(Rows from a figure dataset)
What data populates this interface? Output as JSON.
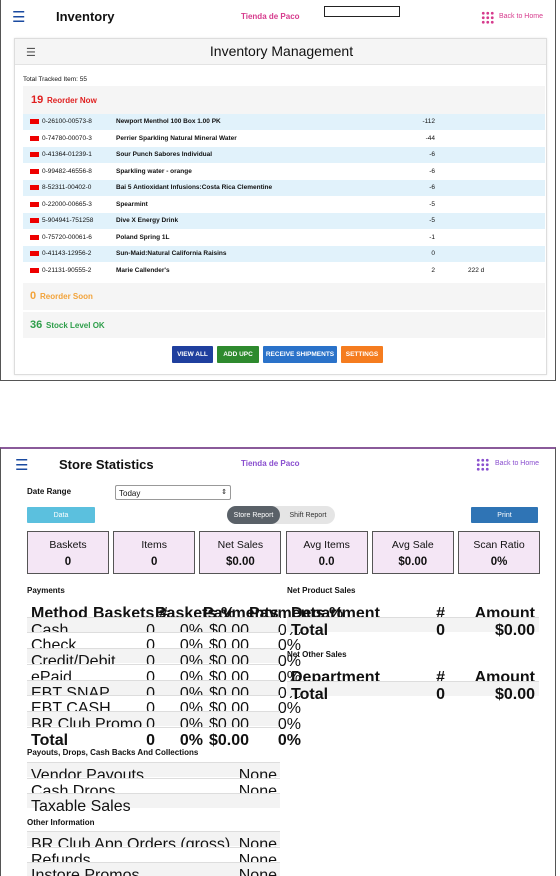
{
  "inventory": {
    "title": "Inventory",
    "store": "Tienda de Paco",
    "back": "Back to Home",
    "heading": "Inventory Management",
    "total": "Total Tracked Item: 55",
    "reorder_now": {
      "count": "19",
      "label": "Reorder Now"
    },
    "rows": [
      {
        "upc": "0-26100-00573-8",
        "name": "Newport Menthol 100 Box 1.00 PK",
        "qty": "-112",
        "extra": ""
      },
      {
        "upc": "0-74780-00070-3",
        "name": "Perrier Sparkling Natural Mineral Water",
        "qty": "-44",
        "extra": ""
      },
      {
        "upc": "0-41364-01239-1",
        "name": "Sour Punch Sabores Individual",
        "qty": "-6",
        "extra": ""
      },
      {
        "upc": "0-99482-46556-8",
        "name": "Sparkling water - orange",
        "qty": "-6",
        "extra": ""
      },
      {
        "upc": "8-52311-00402-0",
        "name": "Bai 5 Antioxidant Infusions:Costa Rica Clementine",
        "qty": "-6",
        "extra": ""
      },
      {
        "upc": "0-22000-00665-3",
        "name": "Spearmint",
        "qty": "-5",
        "extra": ""
      },
      {
        "upc": "5-904941-751258",
        "name": "Dive X Energy Drink",
        "qty": "-5",
        "extra": ""
      },
      {
        "upc": "0-75720-00061-6",
        "name": "Poland Spring 1L",
        "qty": "-1",
        "extra": ""
      },
      {
        "upc": "0-41143-12956-2",
        "name": "Sun-Maid:Natural California Raisins",
        "qty": "0",
        "extra": ""
      },
      {
        "upc": "0-21131-90555-2",
        "name": "Marie Callender's",
        "qty": "2",
        "extra": "222 d"
      }
    ],
    "reorder_soon": {
      "count": "0",
      "label": "Reorder Soon"
    },
    "stock_ok": {
      "count": "36",
      "label": "Stock Level OK"
    },
    "buttons": {
      "view_all": "VIEW ALL",
      "add_upc": "ADD UPC",
      "receive": "RECEIVE SHIPMENTS",
      "settings": "SETTINGS"
    }
  },
  "stats": {
    "title": "Store Statistics",
    "store": "Tienda de Paco",
    "back": "Back to Home",
    "date_range_label": "Date Range",
    "date_range_value": "Today",
    "data_btn": "Data",
    "store_report": "Store Report",
    "shift_report": "Shift Report",
    "print": "Print",
    "cards": [
      {
        "label": "Baskets",
        "value": "0"
      },
      {
        "label": "Items",
        "value": "0"
      },
      {
        "label": "Net Sales",
        "value": "$0.00"
      },
      {
        "label": "Avg Items",
        "value": "0.0"
      },
      {
        "label": "Avg Sale",
        "value": "$0.00"
      },
      {
        "label": "Scan Ratio",
        "value": "0%"
      }
    ],
    "payments": {
      "title": "Payments",
      "headers": [
        "Method",
        "Baskets #",
        "Baskets %",
        "Payments",
        "Payments %"
      ],
      "rows": [
        [
          "Cash",
          "0",
          "0%",
          "$0.00",
          "0%"
        ],
        [
          "Check",
          "0",
          "0%",
          "$0.00",
          "0%"
        ],
        [
          "Credit/Debit",
          "0",
          "0%",
          "$0.00",
          "0%"
        ],
        [
          "ePaid",
          "0",
          "0%",
          "$0.00",
          "0%"
        ],
        [
          "EBT SNAP",
          "0",
          "0%",
          "$0.00",
          "0%"
        ],
        [
          "EBT CASH",
          "0",
          "0%",
          "$0.00",
          "0%"
        ],
        [
          "BR Club Promo",
          "0",
          "0%",
          "$0.00",
          "0%"
        ],
        [
          "Total",
          "0",
          "0%",
          "$0.00",
          "0%"
        ]
      ]
    },
    "payouts": {
      "title": "Payouts, Drops, Cash Backs And Collections",
      "rows": [
        [
          "Vendor Payouts",
          "None"
        ],
        [
          "Cash Drops",
          "None"
        ],
        [
          "Taxable Sales",
          ""
        ]
      ]
    },
    "other": {
      "title": "Other Information",
      "rows": [
        [
          "BR Club App Orders (gross)",
          "None"
        ],
        [
          "Refunds",
          "None"
        ],
        [
          "Instore Promos",
          "None"
        ]
      ]
    },
    "net_product": {
      "title": "Net Product Sales",
      "headers": [
        "Department",
        "#",
        "Amount"
      ],
      "rows": [
        [
          "Total",
          "0",
          "$0.00"
        ]
      ]
    },
    "net_other": {
      "title": "Net Other Sales",
      "headers": [
        "Department",
        "#",
        "Amount"
      ],
      "rows": [
        [
          "Total",
          "0",
          "$0.00"
        ]
      ]
    }
  }
}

* **THE REQUEST**
Copy out the lines that hold "Sparkling".

* **WRITTEN ANSWER**
        "name": "Perrier Sparkling Natural Mineral Water",
        "name": "Sparkling water - orange",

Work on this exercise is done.